**What to do**
Search the listing for "Makrellterne" and copy every line where it appears.

**Data extract**
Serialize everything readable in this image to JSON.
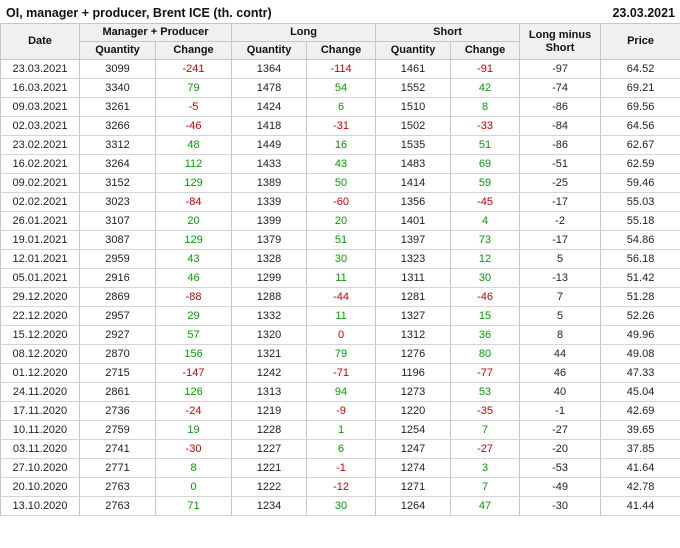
{
  "header": {
    "title": "OI, manager + producer, Brent ICE (th. contr)",
    "date": "23.03.2021"
  },
  "columns": {
    "date": "Date",
    "group_mp": "Manager + Producer",
    "group_long": "Long",
    "group_short": "Short",
    "quantity": "Quantity",
    "change": "Change",
    "long_minus_short": "Long minus Short",
    "price": "Price"
  },
  "colors": {
    "positive": "#089908",
    "negative": "#cc0000",
    "header_bg": "#f0f0f0",
    "header_border": "#c6c6c6",
    "body_border": "#d4d4d4",
    "text": "#1a1a1a"
  },
  "rows": [
    {
      "date": "23.03.2021",
      "mp_q": "3099",
      "mp_c": "-241",
      "mp_cc": "neg",
      "long_q": "1364",
      "long_c": "-114",
      "long_cc": "neg",
      "short_q": "1461",
      "short_c": "-91",
      "short_cc": "neg",
      "ls": "-97",
      "price": "64.52"
    },
    {
      "date": "16.03.2021",
      "mp_q": "3340",
      "mp_c": "79",
      "mp_cc": "pos",
      "long_q": "1478",
      "long_c": "54",
      "long_cc": "pos",
      "short_q": "1552",
      "short_c": "42",
      "short_cc": "pos",
      "ls": "-74",
      "price": "69.21"
    },
    {
      "date": "09.03.2021",
      "mp_q": "3261",
      "mp_c": "-5",
      "mp_cc": "neg",
      "long_q": "1424",
      "long_c": "6",
      "long_cc": "pos",
      "short_q": "1510",
      "short_c": "8",
      "short_cc": "pos",
      "ls": "-86",
      "price": "69.56"
    },
    {
      "date": "02.03.2021",
      "mp_q": "3266",
      "mp_c": "-46",
      "mp_cc": "neg",
      "long_q": "1418",
      "long_c": "-31",
      "long_cc": "neg",
      "short_q": "1502",
      "short_c": "-33",
      "short_cc": "neg",
      "ls": "-84",
      "price": "64.56"
    },
    {
      "date": "23.02.2021",
      "mp_q": "3312",
      "mp_c": "48",
      "mp_cc": "pos",
      "long_q": "1449",
      "long_c": "16",
      "long_cc": "pos",
      "short_q": "1535",
      "short_c": "51",
      "short_cc": "pos",
      "ls": "-86",
      "price": "62.67"
    },
    {
      "date": "16.02.2021",
      "mp_q": "3264",
      "mp_c": "112",
      "mp_cc": "pos",
      "long_q": "1433",
      "long_c": "43",
      "long_cc": "pos",
      "short_q": "1483",
      "short_c": "69",
      "short_cc": "pos",
      "ls": "-51",
      "price": "62.59"
    },
    {
      "date": "09.02.2021",
      "mp_q": "3152",
      "mp_c": "129",
      "mp_cc": "pos",
      "long_q": "1389",
      "long_c": "50",
      "long_cc": "pos",
      "short_q": "1414",
      "short_c": "59",
      "short_cc": "pos",
      "ls": "-25",
      "price": "59.46"
    },
    {
      "date": "02.02.2021",
      "mp_q": "3023",
      "mp_c": "-84",
      "mp_cc": "neg",
      "long_q": "1339",
      "long_c": "-60",
      "long_cc": "neg",
      "short_q": "1356",
      "short_c": "-45",
      "short_cc": "neg",
      "ls": "-17",
      "price": "55.03"
    },
    {
      "date": "26.01.2021",
      "mp_q": "3107",
      "mp_c": "20",
      "mp_cc": "pos",
      "long_q": "1399",
      "long_c": "20",
      "long_cc": "pos",
      "short_q": "1401",
      "short_c": "4",
      "short_cc": "pos",
      "ls": "-2",
      "price": "55.18"
    },
    {
      "date": "19.01.2021",
      "mp_q": "3087",
      "mp_c": "129",
      "mp_cc": "pos",
      "long_q": "1379",
      "long_c": "51",
      "long_cc": "pos",
      "short_q": "1397",
      "short_c": "73",
      "short_cc": "pos",
      "ls": "-17",
      "price": "54.86"
    },
    {
      "date": "12.01.2021",
      "mp_q": "2959",
      "mp_c": "43",
      "mp_cc": "pos",
      "long_q": "1328",
      "long_c": "30",
      "long_cc": "pos",
      "short_q": "1323",
      "short_c": "12",
      "short_cc": "pos",
      "ls": "5",
      "price": "56.18"
    },
    {
      "date": "05.01.2021",
      "mp_q": "2916",
      "mp_c": "46",
      "mp_cc": "pos",
      "long_q": "1299",
      "long_c": "11",
      "long_cc": "pos",
      "short_q": "1311",
      "short_c": "30",
      "short_cc": "pos",
      "ls": "-13",
      "price": "51.42"
    },
    {
      "date": "29.12.2020",
      "mp_q": "2869",
      "mp_c": "-88",
      "mp_cc": "neg",
      "long_q": "1288",
      "long_c": "-44",
      "long_cc": "neg",
      "short_q": "1281",
      "short_c": "-46",
      "short_cc": "neg",
      "ls": "7",
      "price": "51.28"
    },
    {
      "date": "22.12.2020",
      "mp_q": "2957",
      "mp_c": "29",
      "mp_cc": "pos",
      "long_q": "1332",
      "long_c": "11",
      "long_cc": "pos",
      "short_q": "1327",
      "short_c": "15",
      "short_cc": "pos",
      "ls": "5",
      "price": "52.26"
    },
    {
      "date": "15.12.2020",
      "mp_q": "2927",
      "mp_c": "57",
      "mp_cc": "pos",
      "long_q": "1320",
      "long_c": "0",
      "long_cc": "neg",
      "short_q": "1312",
      "short_c": "36",
      "short_cc": "pos",
      "ls": "8",
      "price": "49.96"
    },
    {
      "date": "08.12.2020",
      "mp_q": "2870",
      "mp_c": "156",
      "mp_cc": "pos",
      "long_q": "1321",
      "long_c": "79",
      "long_cc": "pos",
      "short_q": "1276",
      "short_c": "80",
      "short_cc": "pos",
      "ls": "44",
      "price": "49.08"
    },
    {
      "date": "01.12.2020",
      "mp_q": "2715",
      "mp_c": "-147",
      "mp_cc": "neg",
      "long_q": "1242",
      "long_c": "-71",
      "long_cc": "neg",
      "short_q": "1196",
      "short_c": "-77",
      "short_cc": "neg",
      "ls": "46",
      "price": "47.33"
    },
    {
      "date": "24.11.2020",
      "mp_q": "2861",
      "mp_c": "126",
      "mp_cc": "pos",
      "long_q": "1313",
      "long_c": "94",
      "long_cc": "pos",
      "short_q": "1273",
      "short_c": "53",
      "short_cc": "pos",
      "ls": "40",
      "price": "45.04"
    },
    {
      "date": "17.11.2020",
      "mp_q": "2736",
      "mp_c": "-24",
      "mp_cc": "neg",
      "long_q": "1219",
      "long_c": "-9",
      "long_cc": "neg",
      "short_q": "1220",
      "short_c": "-35",
      "short_cc": "neg",
      "ls": "-1",
      "price": "42.69"
    },
    {
      "date": "10.11.2020",
      "mp_q": "2759",
      "mp_c": "19",
      "mp_cc": "pos",
      "long_q": "1228",
      "long_c": "1",
      "long_cc": "pos",
      "short_q": "1254",
      "short_c": "7",
      "short_cc": "pos",
      "ls": "-27",
      "price": "39.65"
    },
    {
      "date": "03.11.2020",
      "mp_q": "2741",
      "mp_c": "-30",
      "mp_cc": "neg",
      "long_q": "1227",
      "long_c": "6",
      "long_cc": "pos",
      "short_q": "1247",
      "short_c": "-27",
      "short_cc": "neg",
      "ls": "-20",
      "price": "37.85"
    },
    {
      "date": "27.10.2020",
      "mp_q": "2771",
      "mp_c": "8",
      "mp_cc": "pos",
      "long_q": "1221",
      "long_c": "-1",
      "long_cc": "neg",
      "short_q": "1274",
      "short_c": "3",
      "short_cc": "pos",
      "ls": "-53",
      "price": "41.64"
    },
    {
      "date": "20.10.2020",
      "mp_q": "2763",
      "mp_c": "0",
      "mp_cc": "pos",
      "long_q": "1222",
      "long_c": "-12",
      "long_cc": "neg",
      "short_q": "1271",
      "short_c": "7",
      "short_cc": "pos",
      "ls": "-49",
      "price": "42.78"
    },
    {
      "date": "13.10.2020",
      "mp_q": "2763",
      "mp_c": "71",
      "mp_cc": "pos",
      "long_q": "1234",
      "long_c": "30",
      "long_cc": "pos",
      "short_q": "1264",
      "short_c": "47",
      "short_cc": "pos",
      "ls": "-30",
      "price": "41.44"
    }
  ]
}
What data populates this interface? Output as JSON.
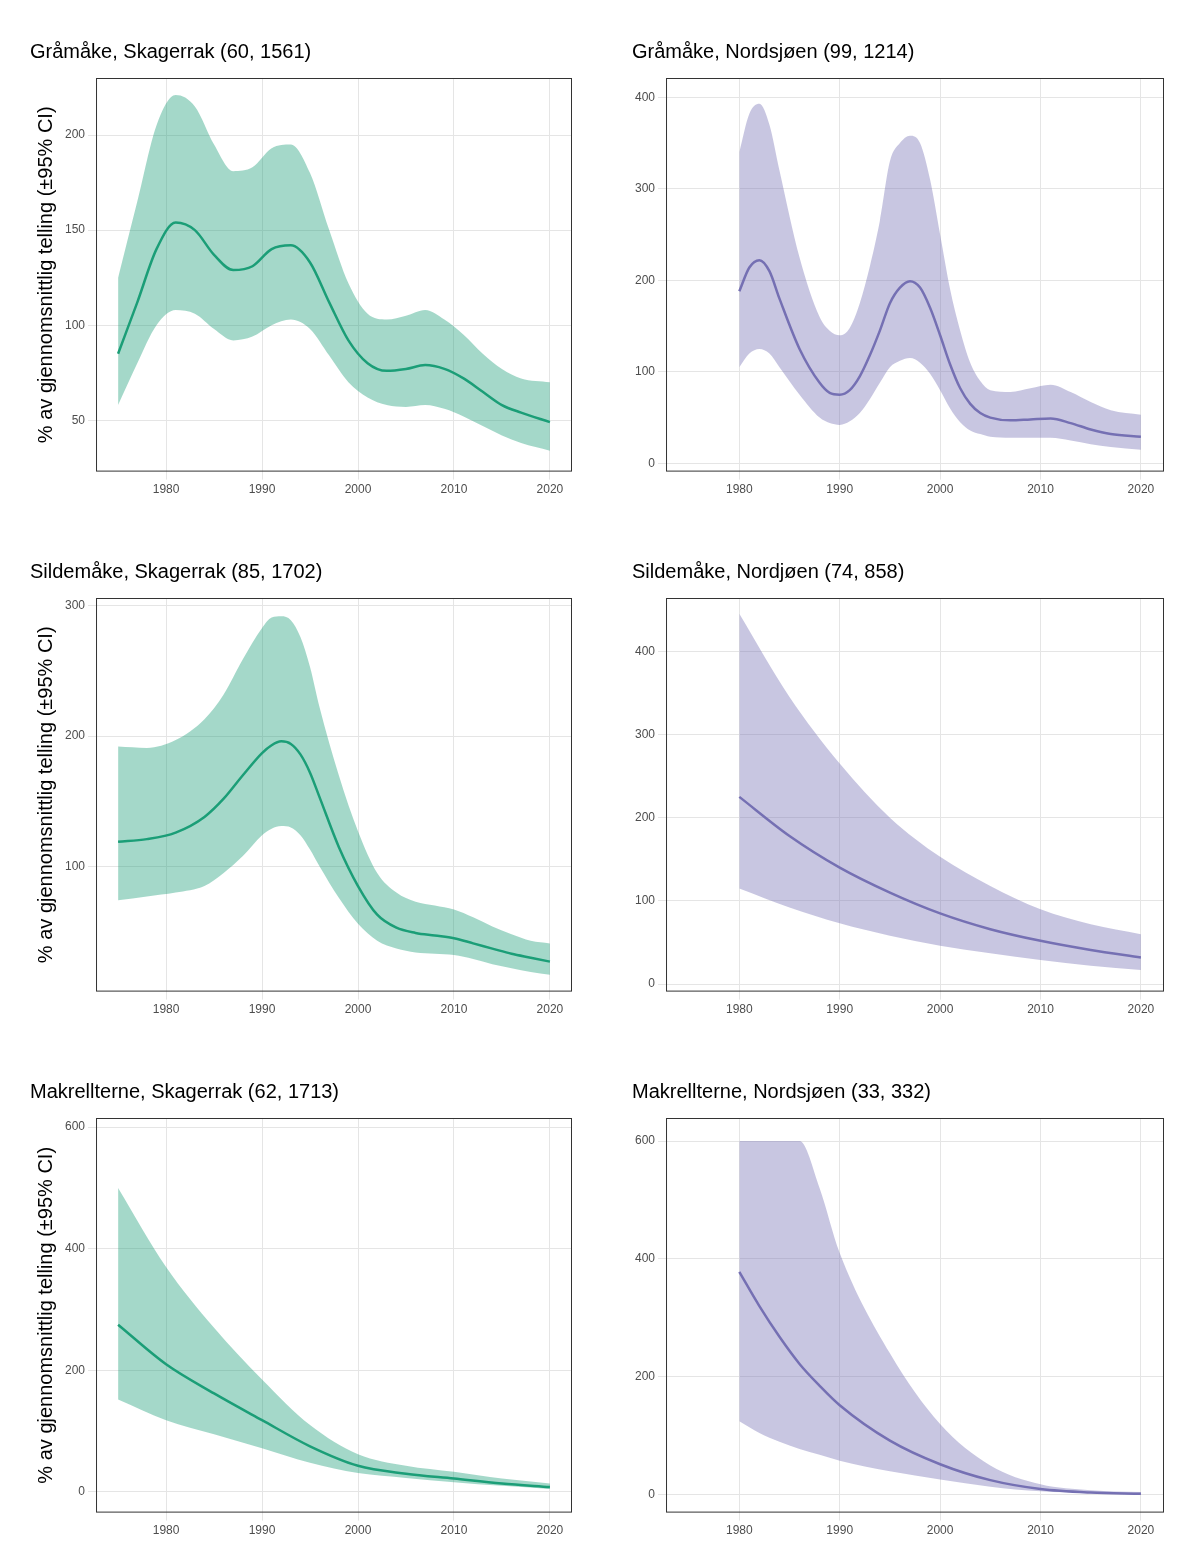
{
  "chart_data": [
    {
      "type": "line",
      "title": "Gråmåke, Skagerrak (60, 1561)",
      "ylabel": "% av gjennomsnittlig telling (±95% CI)",
      "color": "#1b9e77",
      "grid": true,
      "x": [
        1975,
        1977,
        1979,
        1981,
        1983,
        1985,
        1987,
        1989,
        1991,
        1993,
        1995,
        1997,
        1999,
        2001,
        2003,
        2005,
        2007,
        2009,
        2011,
        2013,
        2015,
        2017,
        2020
      ],
      "values": [
        85,
        112,
        140,
        154,
        150,
        137,
        129,
        131,
        140,
        142,
        133,
        112,
        92,
        80,
        76,
        77,
        79,
        77,
        72,
        65,
        58,
        54,
        49
      ],
      "lower": [
        58,
        80,
        100,
        108,
        106,
        98,
        92,
        94,
        100,
        103,
        98,
        84,
        70,
        62,
        58,
        57,
        58,
        56,
        52,
        47,
        42,
        38,
        34
      ],
      "upper": [
        125,
        165,
        205,
        221,
        215,
        195,
        181,
        183,
        193,
        195,
        180,
        150,
        122,
        106,
        103,
        105,
        108,
        103,
        95,
        85,
        77,
        72,
        70
      ],
      "xlim": [
        1972.7,
        2022.3
      ],
      "xticks": [
        1980,
        1990,
        2000,
        2010,
        2020
      ],
      "ylim": [
        23,
        230
      ],
      "yticks": [
        50,
        100,
        150,
        200
      ]
    },
    {
      "type": "line",
      "title": "Gråmåke, Nordsjøen (99, 1214)",
      "color": "#7570b3",
      "grid": true,
      "x": [
        1980,
        1981,
        1982,
        1983,
        1984,
        1986,
        1988,
        1989,
        1990,
        1991,
        1992,
        1993,
        1994,
        1995,
        1996,
        1997,
        1998,
        1999,
        2000,
        2001,
        2002,
        2003,
        2004,
        2005,
        2007,
        2009,
        2011,
        2013,
        2015,
        2017,
        2020
      ],
      "values": [
        188,
        214,
        222,
        210,
        180,
        125,
        88,
        77,
        75,
        80,
        95,
        118,
        145,
        175,
        192,
        199,
        192,
        170,
        140,
        108,
        82,
        65,
        55,
        50,
        47,
        48,
        49,
        44,
        37,
        32,
        29
      ],
      "lower": [
        105,
        120,
        125,
        120,
        105,
        75,
        50,
        44,
        42,
        46,
        55,
        70,
        88,
        105,
        112,
        115,
        110,
        98,
        80,
        60,
        45,
        36,
        32,
        29,
        28,
        28,
        28,
        25,
        21,
        18,
        15
      ],
      "upper": [
        340,
        382,
        393,
        370,
        320,
        225,
        160,
        145,
        140,
        148,
        175,
        215,
        265,
        330,
        350,
        358,
        350,
        310,
        250,
        190,
        145,
        110,
        90,
        80,
        78,
        82,
        86,
        78,
        67,
        58,
        53
      ],
      "xlim": [
        1972.7,
        2022.3
      ],
      "xticks": [
        1980,
        1990,
        2000,
        2010,
        2020
      ],
      "ylim": [
        -9,
        421
      ],
      "yticks": [
        0,
        100,
        200,
        300,
        400
      ]
    },
    {
      "type": "line",
      "title": "Sildemåke, Skagerrak (85, 1702)",
      "ylabel": "% av gjennomsnittlig telling (±95% CI)",
      "color": "#1b9e77",
      "grid": true,
      "x": [
        1975,
        1978,
        1981,
        1984,
        1986,
        1988,
        1990,
        1991,
        1992,
        1993,
        1994,
        1995,
        1996,
        1998,
        2000,
        2002,
        2004,
        2006,
        2008,
        2010,
        2012,
        2014,
        2016,
        2018,
        2020
      ],
      "values": [
        119,
        121,
        126,
        138,
        152,
        170,
        187,
        193,
        196,
        194,
        186,
        172,
        153,
        115,
        85,
        63,
        53,
        49,
        47,
        45,
        41,
        37,
        33,
        30,
        27
      ],
      "lower": [
        74,
        77,
        80,
        85,
        95,
        108,
        124,
        129,
        131,
        130,
        124,
        113,
        100,
        76,
        56,
        43,
        37,
        34,
        33,
        32,
        29,
        25,
        22,
        19,
        17
      ],
      "upper": [
        192,
        191,
        197,
        213,
        232,
        259,
        283,
        291,
        292,
        289,
        276,
        253,
        222,
        170,
        127,
        95,
        80,
        73,
        70,
        67,
        61,
        54,
        48,
        43,
        41
      ],
      "xlim": [
        1972.7,
        2022.3
      ],
      "xticks": [
        1980,
        1990,
        2000,
        2010,
        2020
      ],
      "ylim": [
        4,
        306
      ],
      "yticks": [
        100,
        200,
        300
      ]
    },
    {
      "type": "line",
      "title": "Sildemåke, Nordjøen (74, 858)",
      "color": "#7570b3",
      "grid": true,
      "x": [
        1980,
        1985,
        1990,
        1995,
        2000,
        2005,
        2010,
        2015,
        2020
      ],
      "values": [
        225,
        178,
        140,
        110,
        85,
        66,
        52,
        41,
        32
      ],
      "lower": [
        115,
        92,
        73,
        58,
        46,
        37,
        29,
        22,
        17
      ],
      "upper": [
        445,
        345,
        265,
        200,
        153,
        118,
        90,
        72,
        60
      ],
      "xlim": [
        1972.7,
        2022.3
      ],
      "xticks": [
        1980,
        1990,
        2000,
        2010,
        2020
      ],
      "ylim": [
        -9,
        464
      ],
      "yticks": [
        0,
        100,
        200,
        300,
        400
      ]
    },
    {
      "type": "line",
      "title": "Makrellterne, Skagerrak (62, 1713)",
      "ylabel": "% av gjennomsnittlig telling (±95% CI)",
      "color": "#1b9e77",
      "grid": true,
      "x": [
        1975,
        1980,
        1985,
        1990,
        1995,
        2000,
        2005,
        2010,
        2015,
        2020
      ],
      "values": [
        275,
        210,
        162,
        118,
        75,
        43,
        30,
        22,
        14,
        8
      ],
      "lower": [
        152,
        118,
        95,
        72,
        48,
        31,
        23,
        16,
        10,
        5
      ],
      "upper": [
        500,
        370,
        270,
        185,
        110,
        62,
        43,
        33,
        22,
        14
      ],
      "xlim": [
        1972.7,
        2022.3
      ],
      "xticks": [
        1980,
        1990,
        2000,
        2010,
        2020
      ],
      "ylim": [
        -34,
        615
      ],
      "yticks": [
        0,
        200,
        400,
        600
      ]
    },
    {
      "type": "line",
      "title": "Makrellterne, Nordsjøen (33, 332)",
      "color": "#7570b3",
      "grid": true,
      "x": [
        1980,
        1982,
        1984,
        1986,
        1988,
        1990,
        1995,
        2000,
        2005,
        2010,
        2015,
        2020
      ],
      "values": [
        378,
        320,
        268,
        222,
        185,
        152,
        92,
        52,
        25,
        10,
        4,
        2
      ],
      "lower": [
        125,
        105,
        90,
        78,
        68,
        58,
        40,
        26,
        14,
        6,
        3,
        1
      ],
      "upper": [
        600,
        600,
        600,
        600,
        520,
        410,
        240,
        120,
        50,
        18,
        8,
        5
      ],
      "xlim": [
        1972.7,
        2022.3
      ],
      "xticks": [
        1980,
        1990,
        2000,
        2010,
        2020
      ],
      "ylim": [
        -30,
        639
      ],
      "yticks": [
        0,
        200,
        400,
        600
      ]
    }
  ]
}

**Output**
      "title": "Makrellterne, Skagerrak (62, 1713)",
      "title": "Makrellterne, Nordsjøen (33, 332)",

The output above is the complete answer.